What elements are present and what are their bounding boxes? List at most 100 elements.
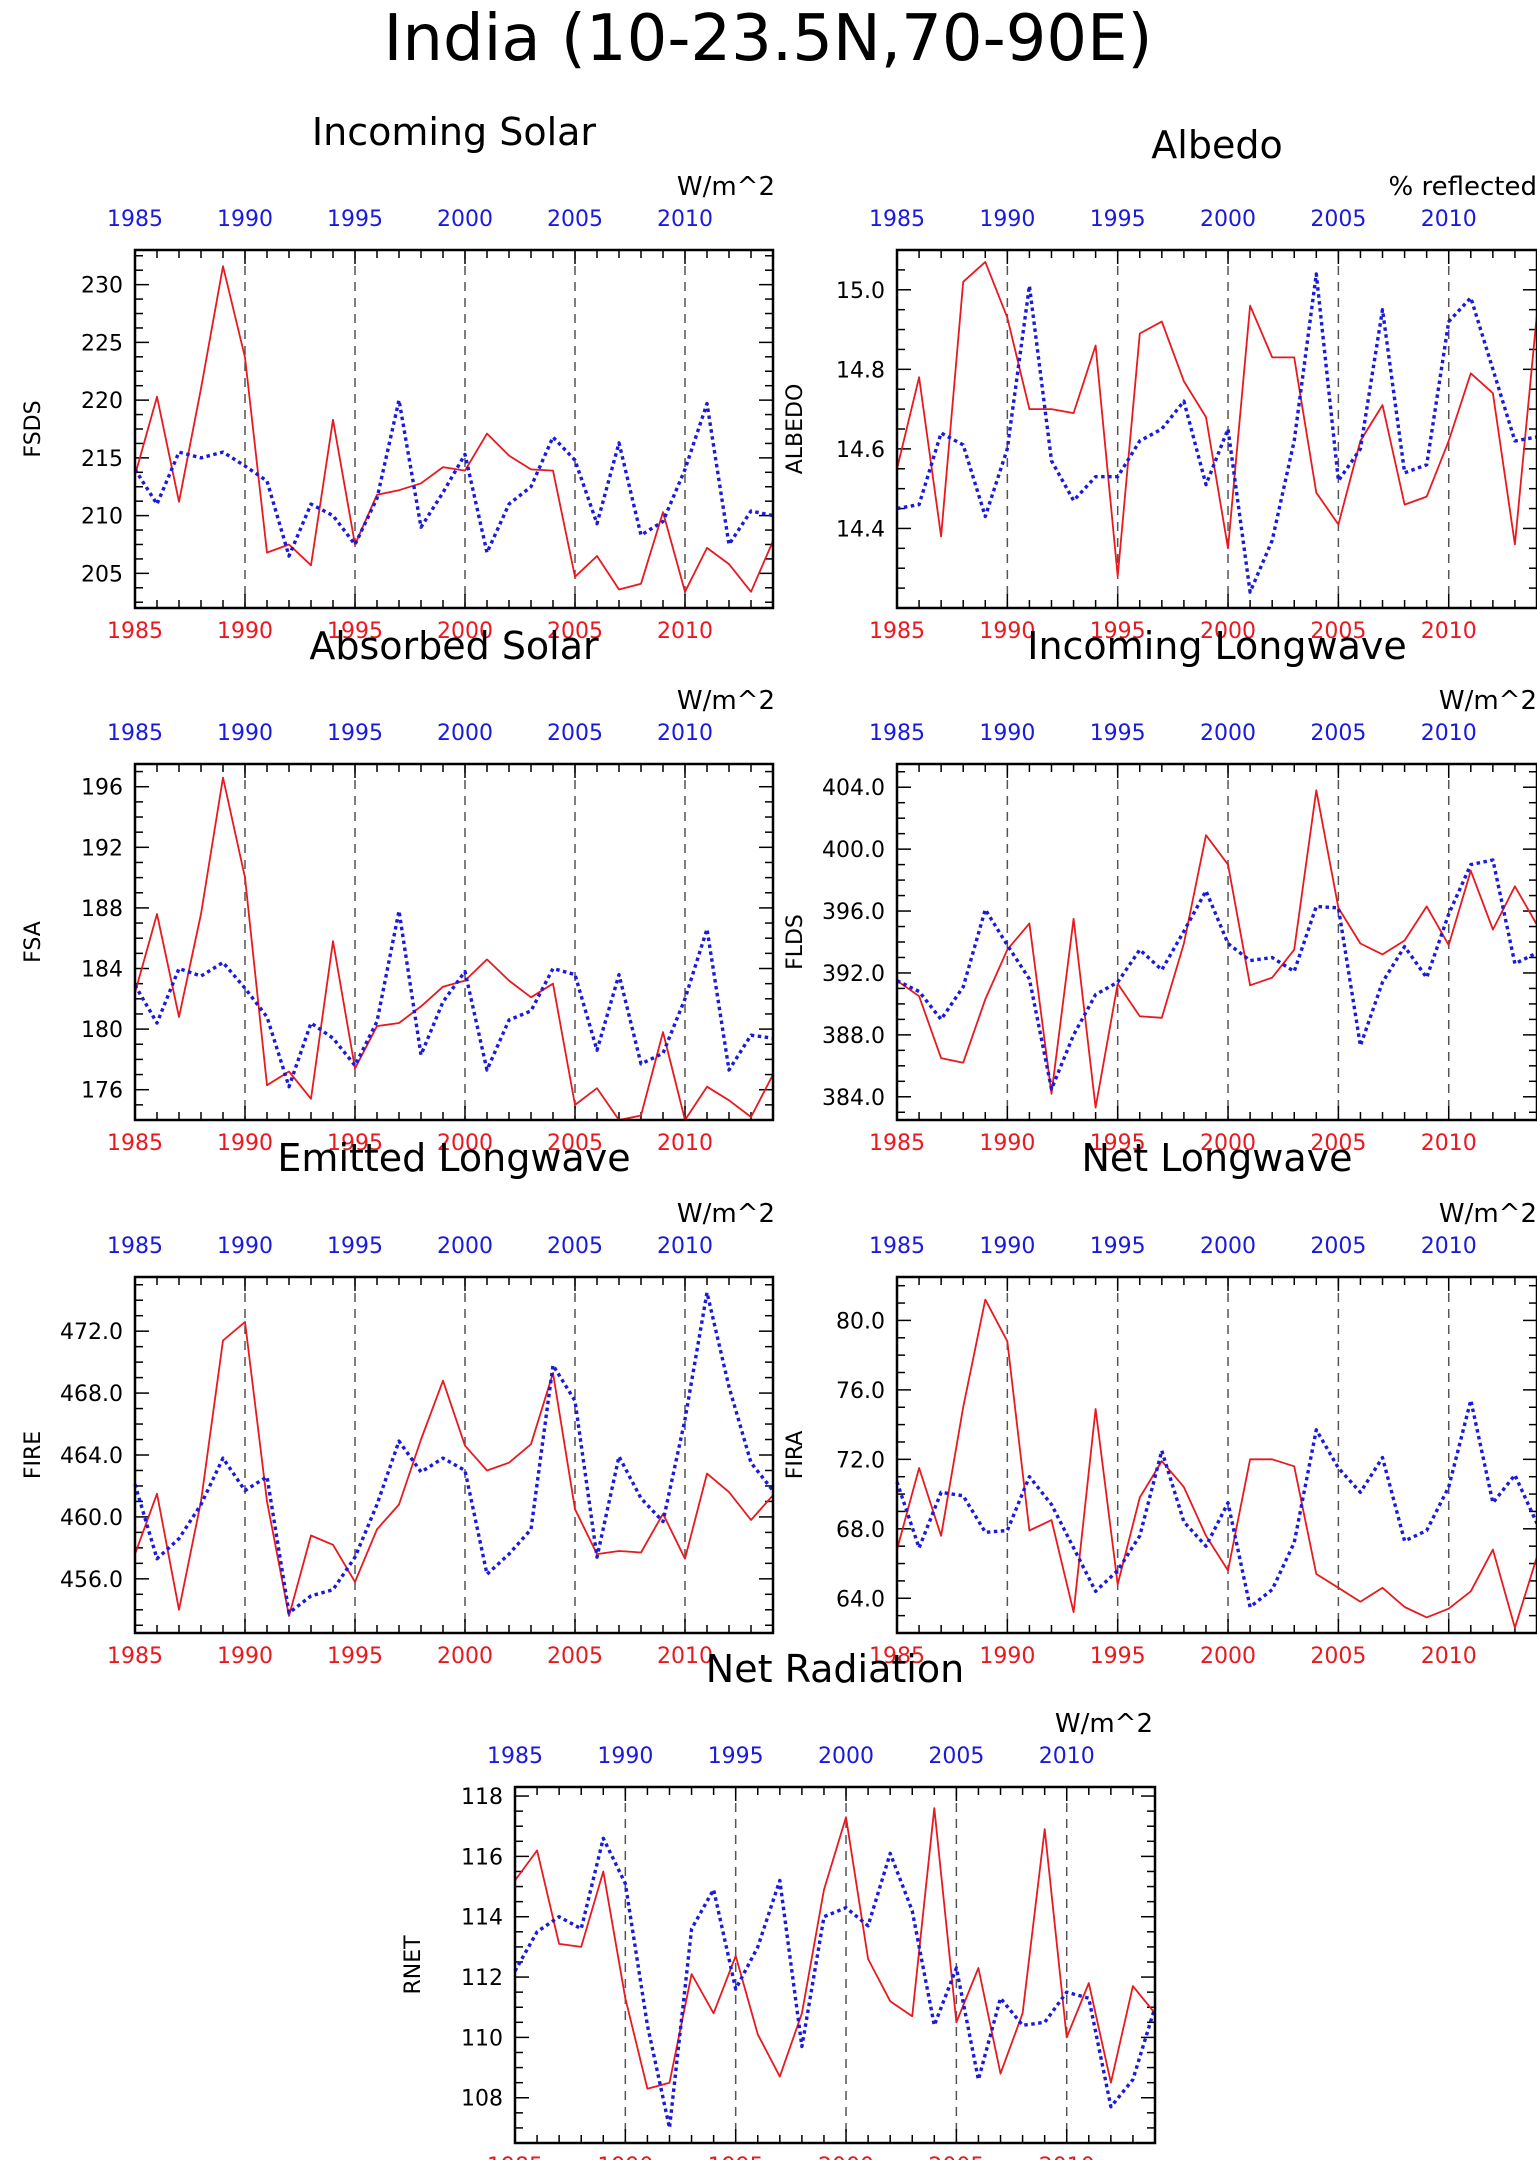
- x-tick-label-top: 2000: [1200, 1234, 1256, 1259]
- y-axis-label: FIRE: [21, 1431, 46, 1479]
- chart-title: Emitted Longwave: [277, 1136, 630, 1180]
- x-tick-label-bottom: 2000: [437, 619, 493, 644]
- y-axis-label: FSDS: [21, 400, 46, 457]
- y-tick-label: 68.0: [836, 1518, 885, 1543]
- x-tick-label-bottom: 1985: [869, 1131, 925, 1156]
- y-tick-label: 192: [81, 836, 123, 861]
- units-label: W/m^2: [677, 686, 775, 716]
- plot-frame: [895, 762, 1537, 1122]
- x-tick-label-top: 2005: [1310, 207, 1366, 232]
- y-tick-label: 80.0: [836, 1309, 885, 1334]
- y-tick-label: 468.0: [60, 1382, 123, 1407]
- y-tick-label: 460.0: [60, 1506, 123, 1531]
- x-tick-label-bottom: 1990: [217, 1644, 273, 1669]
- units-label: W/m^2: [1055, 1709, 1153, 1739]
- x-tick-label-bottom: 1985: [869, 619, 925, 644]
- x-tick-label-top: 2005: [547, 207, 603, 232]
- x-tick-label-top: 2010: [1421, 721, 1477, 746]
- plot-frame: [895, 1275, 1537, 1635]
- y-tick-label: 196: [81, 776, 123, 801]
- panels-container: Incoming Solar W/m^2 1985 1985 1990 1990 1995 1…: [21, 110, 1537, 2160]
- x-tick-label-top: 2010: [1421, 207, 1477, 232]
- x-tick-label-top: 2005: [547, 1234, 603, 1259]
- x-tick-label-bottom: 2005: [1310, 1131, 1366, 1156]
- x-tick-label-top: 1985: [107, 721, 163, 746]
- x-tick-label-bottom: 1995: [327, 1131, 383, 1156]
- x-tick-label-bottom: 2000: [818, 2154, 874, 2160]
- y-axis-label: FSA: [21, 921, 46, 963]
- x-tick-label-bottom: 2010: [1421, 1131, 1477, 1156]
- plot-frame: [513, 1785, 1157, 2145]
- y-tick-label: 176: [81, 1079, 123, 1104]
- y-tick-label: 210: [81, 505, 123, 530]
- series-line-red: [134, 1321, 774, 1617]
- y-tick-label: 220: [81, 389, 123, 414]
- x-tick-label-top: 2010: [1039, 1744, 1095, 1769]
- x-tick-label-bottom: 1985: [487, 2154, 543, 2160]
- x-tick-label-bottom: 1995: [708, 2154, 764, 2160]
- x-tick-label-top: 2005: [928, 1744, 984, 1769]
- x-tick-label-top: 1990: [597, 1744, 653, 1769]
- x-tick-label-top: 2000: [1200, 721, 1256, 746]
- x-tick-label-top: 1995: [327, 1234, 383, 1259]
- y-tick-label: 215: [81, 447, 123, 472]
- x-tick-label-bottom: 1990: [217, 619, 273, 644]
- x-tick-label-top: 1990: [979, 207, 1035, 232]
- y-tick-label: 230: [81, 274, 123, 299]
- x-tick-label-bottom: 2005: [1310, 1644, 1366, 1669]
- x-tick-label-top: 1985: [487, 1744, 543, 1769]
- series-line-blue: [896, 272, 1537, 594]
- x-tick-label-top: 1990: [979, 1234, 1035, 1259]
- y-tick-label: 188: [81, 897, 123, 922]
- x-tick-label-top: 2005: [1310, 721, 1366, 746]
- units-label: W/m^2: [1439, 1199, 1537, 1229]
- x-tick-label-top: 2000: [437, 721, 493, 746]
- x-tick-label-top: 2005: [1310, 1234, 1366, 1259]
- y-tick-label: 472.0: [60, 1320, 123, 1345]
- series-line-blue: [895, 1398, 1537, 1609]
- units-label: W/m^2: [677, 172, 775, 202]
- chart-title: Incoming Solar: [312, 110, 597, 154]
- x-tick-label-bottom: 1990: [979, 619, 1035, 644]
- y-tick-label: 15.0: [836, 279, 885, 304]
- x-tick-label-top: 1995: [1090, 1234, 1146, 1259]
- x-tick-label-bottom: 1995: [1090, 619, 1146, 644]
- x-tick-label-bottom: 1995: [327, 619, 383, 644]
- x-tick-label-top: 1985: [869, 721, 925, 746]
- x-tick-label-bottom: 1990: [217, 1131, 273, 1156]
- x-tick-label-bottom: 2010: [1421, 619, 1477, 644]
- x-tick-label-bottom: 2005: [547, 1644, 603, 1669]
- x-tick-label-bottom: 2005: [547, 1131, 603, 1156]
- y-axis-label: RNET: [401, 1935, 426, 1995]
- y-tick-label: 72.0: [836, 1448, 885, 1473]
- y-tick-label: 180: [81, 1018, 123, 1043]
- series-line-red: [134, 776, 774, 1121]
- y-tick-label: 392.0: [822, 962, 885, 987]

:::::

### YOUR OBJECTIVE
Rewrite each line of the data above as an entry in a numbered list, skipping blank lines and leaving out the picture.

### EXERCISE RESULT
1. What elements are present and what are their bounding boxes? List at most 100 elements.
2. - x-tick-label-top: 2000: [1200, 1234, 1256, 1259]
3. - y-axis-label: FIRE: [21, 1431, 46, 1479]
4. - chart-title: Emitted Longwave: [277, 1136, 630, 1180]
5. - x-tick-label-bottom: 2000: [437, 619, 493, 644]
6. - y-axis-label: FSDS: [21, 400, 46, 457]
7. - y-tick-label: 68.0: [836, 1518, 885, 1543]
8. - x-tick-label-bottom: 1985: [869, 1131, 925, 1156]
9. - y-tick-label: 192: [81, 836, 123, 861]
10. - units-label: W/m^2: [677, 686, 775, 716]
11. - plot-frame: [895, 762, 1537, 1122]
12. - x-tick-label-top: 2005: [1310, 207, 1366, 232]
13. - y-tick-label: 80.0: [836, 1309, 885, 1334]
14. - y-tick-label: 468.0: [60, 1382, 123, 1407]
15. - y-tick-label: 460.0: [60, 1506, 123, 1531]
16. - x-tick-label-bottom: 1990: [217, 1644, 273, 1669]
17. - units-label: W/m^2: [1055, 1709, 1153, 1739]
18. - x-tick-label-bottom: 1985: [869, 619, 925, 644]
19. - x-tick-label-top: 2005: [547, 207, 603, 232]
20. - x-tick-label-top: 2010: [1421, 721, 1477, 746]
21. - plot-frame: [895, 1275, 1537, 1635]
22. - y-tick-label: 196: [81, 776, 123, 801]
23. - panels-container: Incoming Solar W/m^2 1985 1985 1990 1990 1995 1…: [21, 110, 1537, 2160]
24. - x-tick-label-top: 2010: [1421, 207, 1477, 232]
25. - x-tick-label-top: 2005: [547, 1234, 603, 1259]
26. - x-tick-label-bottom: 2005: [1310, 1131, 1366, 1156]
27. - x-tick-label-top: 1985: [107, 721, 163, 746]
28. - x-tick-label-bottom: 1995: [327, 1131, 383, 1156]
29. - x-tick-label-bottom: 2000: [818, 2154, 874, 2160]
30. - y-axis-label: FSA: [21, 921, 46, 963]
31. - x-tick-label-bottom: 2010: [1421, 1131, 1477, 1156]
32. - plot-frame: [513, 1785, 1157, 2145]
33. - y-tick-label: 176: [81, 1079, 123, 1104]
34. - y-tick-label: 210: [81, 505, 123, 530]
35. - series-line-red: [134, 1321, 774, 1617]
36. - y-tick-label: 220: [81, 389, 123, 414]
37. - x-tick-label-top: 2010: [1039, 1744, 1095, 1769]
38. - x-tick-label-bottom: 1985: [487, 2154, 543, 2160]
39. - x-tick-label-bottom: 1995: [708, 2154, 764, 2160]
40. - x-tick-label-top: 2005: [928, 1744, 984, 1769]
41. - x-tick-label-top: 1990: [597, 1744, 653, 1769]
42. - x-tick-label-top: 2000: [1200, 721, 1256, 746]
43. - x-tick-label-top: 1995: [327, 1234, 383, 1259]
44. - y-tick-label: 215: [81, 447, 123, 472]
45. - x-tick-label-bottom: 1990: [217, 619, 273, 644]
46. - x-tick-label-top: 1990: [979, 207, 1035, 232]
47. - y-tick-label: 230: [81, 274, 123, 299]
48. - x-tick-label-bottom: 2005: [1310, 1644, 1366, 1669]
49. - x-tick-label-top: 1985: [487, 1744, 543, 1769]
50. - series-line-blue: [896, 272, 1537, 594]
51. - x-tick-label-top: 1990: [979, 1234, 1035, 1259]
52. - y-tick-label: 188: [81, 897, 123, 922]
53. - x-tick-label-top: 2005: [1310, 721, 1366, 746]
54. - units-label: W/m^2: [1439, 1199, 1537, 1229]
55. - x-tick-label-top: 2000: [437, 721, 493, 746]
56. - x-tick-label-top: 2005: [1310, 1234, 1366, 1259]
57. - y-tick-label: 472.0: [60, 1320, 123, 1345]
58. - series-line-blue: [895, 1398, 1537, 1609]
59. - units-label: W/m^2: [677, 172, 775, 202]
60. - chart-title: Incoming Solar: [312, 110, 597, 154]
61. - x-tick-label-bottom: 1990: [979, 619, 1035, 644]
62. - y-tick-label: 15.0: [836, 279, 885, 304]
63. - x-tick-label-top: 1995: [1090, 1234, 1146, 1259]
64. - x-tick-label-bottom: 1995: [1090, 619, 1146, 644]
65. - x-tick-label-bottom: 1995: [327, 619, 383, 644]
66. - x-tick-label-top: 1985: [869, 721, 925, 746]
67. - x-tick-label-bottom: 1990: [217, 1131, 273, 1156]
68. - x-tick-label-bottom: 2010: [1421, 619, 1477, 644]
69. - x-tick-label-bottom: 2005: [547, 1644, 603, 1669]
70. - x-tick-label-bottom: 2005: [547, 1131, 603, 1156]
71. - y-axis-label: RNET: [401, 1935, 426, 1995]
72. - y-tick-label: 72.0: [836, 1448, 885, 1473]
73. - y-tick-label: 180: [81, 1018, 123, 1043]
74. - series-line-red: [134, 776, 774, 1121]
75. - y-tick-label: 392.0: [822, 962, 885, 987]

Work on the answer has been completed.